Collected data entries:
— Start —

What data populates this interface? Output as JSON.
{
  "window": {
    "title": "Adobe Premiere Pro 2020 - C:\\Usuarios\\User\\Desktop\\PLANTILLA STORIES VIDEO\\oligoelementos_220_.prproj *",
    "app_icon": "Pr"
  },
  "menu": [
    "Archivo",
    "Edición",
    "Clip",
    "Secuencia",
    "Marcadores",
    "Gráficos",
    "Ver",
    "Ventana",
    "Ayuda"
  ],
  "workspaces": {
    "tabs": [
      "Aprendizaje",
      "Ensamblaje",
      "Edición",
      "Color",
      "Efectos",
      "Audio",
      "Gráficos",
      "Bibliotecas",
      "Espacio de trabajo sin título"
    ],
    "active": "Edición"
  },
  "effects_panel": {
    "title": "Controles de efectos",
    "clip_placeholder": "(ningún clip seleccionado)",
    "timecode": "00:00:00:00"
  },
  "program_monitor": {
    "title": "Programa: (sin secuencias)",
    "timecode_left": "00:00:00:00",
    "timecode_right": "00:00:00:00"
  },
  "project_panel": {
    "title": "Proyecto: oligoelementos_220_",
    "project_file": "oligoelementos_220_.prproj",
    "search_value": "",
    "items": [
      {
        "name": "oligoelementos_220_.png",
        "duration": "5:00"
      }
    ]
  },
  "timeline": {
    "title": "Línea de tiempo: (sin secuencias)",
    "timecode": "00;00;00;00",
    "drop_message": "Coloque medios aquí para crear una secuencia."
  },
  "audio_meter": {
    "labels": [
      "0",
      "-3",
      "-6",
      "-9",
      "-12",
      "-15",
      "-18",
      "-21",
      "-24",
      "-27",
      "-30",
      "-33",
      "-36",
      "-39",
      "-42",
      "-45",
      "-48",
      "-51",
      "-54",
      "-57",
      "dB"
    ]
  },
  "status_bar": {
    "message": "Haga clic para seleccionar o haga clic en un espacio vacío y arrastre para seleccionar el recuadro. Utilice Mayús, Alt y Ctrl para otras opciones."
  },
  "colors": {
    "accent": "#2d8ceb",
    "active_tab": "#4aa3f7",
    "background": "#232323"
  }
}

— End —

- **GIVEN PROBLEM**:
Collect, from the material above, every line containing the word "prproj".

- **RESULT BELOW**:
    "title": "Adobe Premiere Pro 2020 - C:\\Usuarios\\User\\Desktop\\PLANTILLA STORIES VIDEO\\oligoelementos_220_.prproj *",
    "project_file": "oligoelementos_220_.prproj",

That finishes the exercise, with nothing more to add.